**YOUR INSTRUCTIONS**:
Read the records below and copy each line that contains "nnqp".

**ROWS**:
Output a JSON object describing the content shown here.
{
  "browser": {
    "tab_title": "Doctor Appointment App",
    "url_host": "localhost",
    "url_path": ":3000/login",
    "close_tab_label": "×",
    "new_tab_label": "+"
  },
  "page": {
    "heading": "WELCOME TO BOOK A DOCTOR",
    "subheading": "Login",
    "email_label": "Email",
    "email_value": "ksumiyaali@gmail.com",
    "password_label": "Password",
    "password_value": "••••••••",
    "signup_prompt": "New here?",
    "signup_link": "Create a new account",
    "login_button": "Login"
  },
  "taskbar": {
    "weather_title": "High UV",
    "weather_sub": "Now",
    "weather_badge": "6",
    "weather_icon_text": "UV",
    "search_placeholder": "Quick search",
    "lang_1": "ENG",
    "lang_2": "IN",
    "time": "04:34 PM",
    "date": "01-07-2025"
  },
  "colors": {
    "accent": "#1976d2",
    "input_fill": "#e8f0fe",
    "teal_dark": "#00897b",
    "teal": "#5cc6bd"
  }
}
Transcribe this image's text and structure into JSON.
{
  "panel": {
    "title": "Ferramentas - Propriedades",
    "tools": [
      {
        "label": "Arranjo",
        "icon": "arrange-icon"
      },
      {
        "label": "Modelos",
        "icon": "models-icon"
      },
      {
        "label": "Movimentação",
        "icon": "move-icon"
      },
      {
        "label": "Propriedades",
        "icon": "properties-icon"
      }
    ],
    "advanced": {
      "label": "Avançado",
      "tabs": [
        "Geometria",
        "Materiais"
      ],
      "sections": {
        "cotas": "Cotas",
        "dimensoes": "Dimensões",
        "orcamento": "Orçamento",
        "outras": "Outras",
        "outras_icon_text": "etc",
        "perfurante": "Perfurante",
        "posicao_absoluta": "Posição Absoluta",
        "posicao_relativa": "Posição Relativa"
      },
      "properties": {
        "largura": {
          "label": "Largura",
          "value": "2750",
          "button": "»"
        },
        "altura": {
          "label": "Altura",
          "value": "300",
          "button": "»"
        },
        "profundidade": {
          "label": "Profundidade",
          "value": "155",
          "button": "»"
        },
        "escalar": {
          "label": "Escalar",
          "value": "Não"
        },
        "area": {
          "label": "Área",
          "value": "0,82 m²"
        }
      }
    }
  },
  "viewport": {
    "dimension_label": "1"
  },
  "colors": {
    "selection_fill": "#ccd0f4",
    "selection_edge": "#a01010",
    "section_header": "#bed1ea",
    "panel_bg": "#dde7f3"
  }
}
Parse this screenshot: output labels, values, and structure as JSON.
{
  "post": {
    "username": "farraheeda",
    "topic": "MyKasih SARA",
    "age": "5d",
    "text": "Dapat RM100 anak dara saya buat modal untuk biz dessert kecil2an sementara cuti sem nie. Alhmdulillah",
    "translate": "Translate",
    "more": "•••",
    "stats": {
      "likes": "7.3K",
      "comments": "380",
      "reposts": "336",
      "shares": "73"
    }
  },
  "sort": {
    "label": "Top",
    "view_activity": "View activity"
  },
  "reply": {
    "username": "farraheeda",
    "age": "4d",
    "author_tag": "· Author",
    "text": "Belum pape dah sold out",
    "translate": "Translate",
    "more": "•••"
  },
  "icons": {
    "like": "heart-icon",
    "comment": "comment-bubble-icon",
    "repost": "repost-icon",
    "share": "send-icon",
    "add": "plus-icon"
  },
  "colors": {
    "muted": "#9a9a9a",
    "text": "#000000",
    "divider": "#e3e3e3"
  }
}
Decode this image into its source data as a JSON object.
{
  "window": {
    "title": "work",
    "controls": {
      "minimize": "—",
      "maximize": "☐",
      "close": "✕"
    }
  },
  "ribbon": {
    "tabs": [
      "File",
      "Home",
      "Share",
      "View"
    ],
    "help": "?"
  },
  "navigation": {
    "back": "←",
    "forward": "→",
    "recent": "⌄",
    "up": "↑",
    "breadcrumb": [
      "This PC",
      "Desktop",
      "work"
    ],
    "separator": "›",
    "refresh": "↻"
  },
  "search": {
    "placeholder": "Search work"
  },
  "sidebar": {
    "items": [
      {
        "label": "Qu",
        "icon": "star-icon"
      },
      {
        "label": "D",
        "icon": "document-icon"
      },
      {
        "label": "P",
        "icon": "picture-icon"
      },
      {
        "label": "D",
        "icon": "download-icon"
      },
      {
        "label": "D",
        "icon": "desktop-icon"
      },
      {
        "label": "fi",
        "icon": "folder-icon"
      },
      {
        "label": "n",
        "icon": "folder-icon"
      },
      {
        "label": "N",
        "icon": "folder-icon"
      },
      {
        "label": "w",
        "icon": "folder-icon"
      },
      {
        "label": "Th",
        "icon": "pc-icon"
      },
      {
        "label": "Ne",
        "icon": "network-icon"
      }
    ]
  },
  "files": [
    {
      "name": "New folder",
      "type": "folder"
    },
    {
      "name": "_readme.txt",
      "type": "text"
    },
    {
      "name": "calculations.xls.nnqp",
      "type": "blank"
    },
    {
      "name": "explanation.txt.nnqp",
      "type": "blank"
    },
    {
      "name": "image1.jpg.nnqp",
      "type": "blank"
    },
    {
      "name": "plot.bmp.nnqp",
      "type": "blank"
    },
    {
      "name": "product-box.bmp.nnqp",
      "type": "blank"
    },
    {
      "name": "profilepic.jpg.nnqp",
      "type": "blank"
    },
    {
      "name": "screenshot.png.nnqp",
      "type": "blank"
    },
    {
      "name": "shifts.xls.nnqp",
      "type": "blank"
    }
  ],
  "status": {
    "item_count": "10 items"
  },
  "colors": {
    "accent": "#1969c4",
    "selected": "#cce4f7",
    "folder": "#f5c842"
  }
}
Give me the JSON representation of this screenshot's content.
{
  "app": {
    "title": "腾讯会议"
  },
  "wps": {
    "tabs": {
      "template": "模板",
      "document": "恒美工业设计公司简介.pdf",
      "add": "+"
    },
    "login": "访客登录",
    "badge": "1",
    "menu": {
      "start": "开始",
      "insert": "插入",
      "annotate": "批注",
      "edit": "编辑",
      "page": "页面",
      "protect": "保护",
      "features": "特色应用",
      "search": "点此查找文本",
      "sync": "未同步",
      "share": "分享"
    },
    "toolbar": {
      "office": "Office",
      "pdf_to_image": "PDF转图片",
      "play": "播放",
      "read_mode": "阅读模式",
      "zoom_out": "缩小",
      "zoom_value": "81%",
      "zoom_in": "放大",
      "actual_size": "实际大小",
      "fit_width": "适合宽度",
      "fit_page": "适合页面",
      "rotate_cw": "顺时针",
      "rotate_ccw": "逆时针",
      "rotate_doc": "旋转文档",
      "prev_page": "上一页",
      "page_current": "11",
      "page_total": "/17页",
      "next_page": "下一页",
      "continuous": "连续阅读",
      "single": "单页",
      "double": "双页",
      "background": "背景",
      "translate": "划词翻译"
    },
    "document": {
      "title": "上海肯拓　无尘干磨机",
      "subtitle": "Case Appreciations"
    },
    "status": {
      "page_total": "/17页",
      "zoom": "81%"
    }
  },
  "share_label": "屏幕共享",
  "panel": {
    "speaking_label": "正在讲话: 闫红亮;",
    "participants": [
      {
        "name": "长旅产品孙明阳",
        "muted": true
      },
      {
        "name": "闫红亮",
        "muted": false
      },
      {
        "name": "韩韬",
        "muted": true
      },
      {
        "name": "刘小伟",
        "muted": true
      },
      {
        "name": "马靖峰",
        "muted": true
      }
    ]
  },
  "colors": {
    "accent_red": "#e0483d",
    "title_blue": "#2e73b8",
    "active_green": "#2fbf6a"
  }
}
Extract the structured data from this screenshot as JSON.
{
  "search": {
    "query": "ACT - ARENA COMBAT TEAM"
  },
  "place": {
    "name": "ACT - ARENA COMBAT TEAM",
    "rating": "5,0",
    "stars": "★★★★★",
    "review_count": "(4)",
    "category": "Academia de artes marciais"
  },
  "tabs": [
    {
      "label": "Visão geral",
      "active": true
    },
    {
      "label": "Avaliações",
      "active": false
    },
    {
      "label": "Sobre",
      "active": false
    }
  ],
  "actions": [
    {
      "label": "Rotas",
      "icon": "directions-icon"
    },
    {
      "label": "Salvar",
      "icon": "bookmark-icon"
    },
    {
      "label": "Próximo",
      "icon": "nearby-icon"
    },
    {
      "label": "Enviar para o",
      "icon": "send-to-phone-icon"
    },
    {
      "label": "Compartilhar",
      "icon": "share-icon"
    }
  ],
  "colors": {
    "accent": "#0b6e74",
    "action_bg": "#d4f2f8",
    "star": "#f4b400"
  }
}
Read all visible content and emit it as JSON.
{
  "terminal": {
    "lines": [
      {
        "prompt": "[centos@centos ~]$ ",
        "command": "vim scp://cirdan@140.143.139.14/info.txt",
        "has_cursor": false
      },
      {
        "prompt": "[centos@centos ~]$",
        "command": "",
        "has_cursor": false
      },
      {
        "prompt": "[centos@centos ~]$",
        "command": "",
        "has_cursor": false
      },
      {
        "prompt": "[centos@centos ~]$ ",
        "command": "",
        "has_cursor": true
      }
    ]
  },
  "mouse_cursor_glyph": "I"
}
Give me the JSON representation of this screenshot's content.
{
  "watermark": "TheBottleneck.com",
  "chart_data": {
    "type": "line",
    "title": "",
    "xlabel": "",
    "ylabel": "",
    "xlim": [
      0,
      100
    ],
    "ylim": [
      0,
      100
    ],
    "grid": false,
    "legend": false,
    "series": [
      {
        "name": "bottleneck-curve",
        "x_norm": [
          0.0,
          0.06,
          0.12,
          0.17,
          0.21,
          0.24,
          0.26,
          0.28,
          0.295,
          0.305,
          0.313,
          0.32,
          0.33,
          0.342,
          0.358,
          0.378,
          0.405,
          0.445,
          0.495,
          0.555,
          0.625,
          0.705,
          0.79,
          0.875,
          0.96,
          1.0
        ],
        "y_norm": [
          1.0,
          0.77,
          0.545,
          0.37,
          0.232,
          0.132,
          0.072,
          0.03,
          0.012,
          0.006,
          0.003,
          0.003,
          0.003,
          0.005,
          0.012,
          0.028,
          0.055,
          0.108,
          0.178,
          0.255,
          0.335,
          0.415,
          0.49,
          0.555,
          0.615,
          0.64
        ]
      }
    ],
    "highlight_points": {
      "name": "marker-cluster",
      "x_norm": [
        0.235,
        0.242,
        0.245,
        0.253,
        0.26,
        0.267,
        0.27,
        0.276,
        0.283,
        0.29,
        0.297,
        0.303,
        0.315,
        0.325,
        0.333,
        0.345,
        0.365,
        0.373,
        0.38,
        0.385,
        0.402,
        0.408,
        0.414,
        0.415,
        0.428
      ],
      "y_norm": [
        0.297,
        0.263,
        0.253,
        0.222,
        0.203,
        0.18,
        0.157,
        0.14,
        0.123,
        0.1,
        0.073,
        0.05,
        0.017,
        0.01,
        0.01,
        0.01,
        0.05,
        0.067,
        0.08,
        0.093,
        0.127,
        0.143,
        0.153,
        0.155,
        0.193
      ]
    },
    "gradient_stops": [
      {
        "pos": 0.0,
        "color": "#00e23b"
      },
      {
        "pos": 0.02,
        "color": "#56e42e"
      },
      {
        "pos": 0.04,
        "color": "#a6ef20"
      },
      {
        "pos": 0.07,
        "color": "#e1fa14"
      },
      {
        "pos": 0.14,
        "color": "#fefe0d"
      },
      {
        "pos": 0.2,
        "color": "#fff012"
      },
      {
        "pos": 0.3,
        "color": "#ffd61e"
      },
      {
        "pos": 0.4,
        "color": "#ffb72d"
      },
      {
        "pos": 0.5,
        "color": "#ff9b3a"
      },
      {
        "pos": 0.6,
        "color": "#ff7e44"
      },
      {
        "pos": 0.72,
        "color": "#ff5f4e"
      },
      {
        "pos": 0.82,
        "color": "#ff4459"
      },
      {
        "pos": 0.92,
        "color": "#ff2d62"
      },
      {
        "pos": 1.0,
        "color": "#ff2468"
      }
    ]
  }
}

**RESULT BELOW**:
      "name": "calculations.xls.nnqp",
      "name": "explanation.txt.nnqp",
      "name": "image1.jpg.nnqp",
      "name": "plot.bmp.nnqp",
      "name": "product-box.bmp.nnqp",
      "name": "profilepic.jpg.nnqp",
      "name": "screenshot.png.nnqp",
      "name": "shifts.xls.nnqp",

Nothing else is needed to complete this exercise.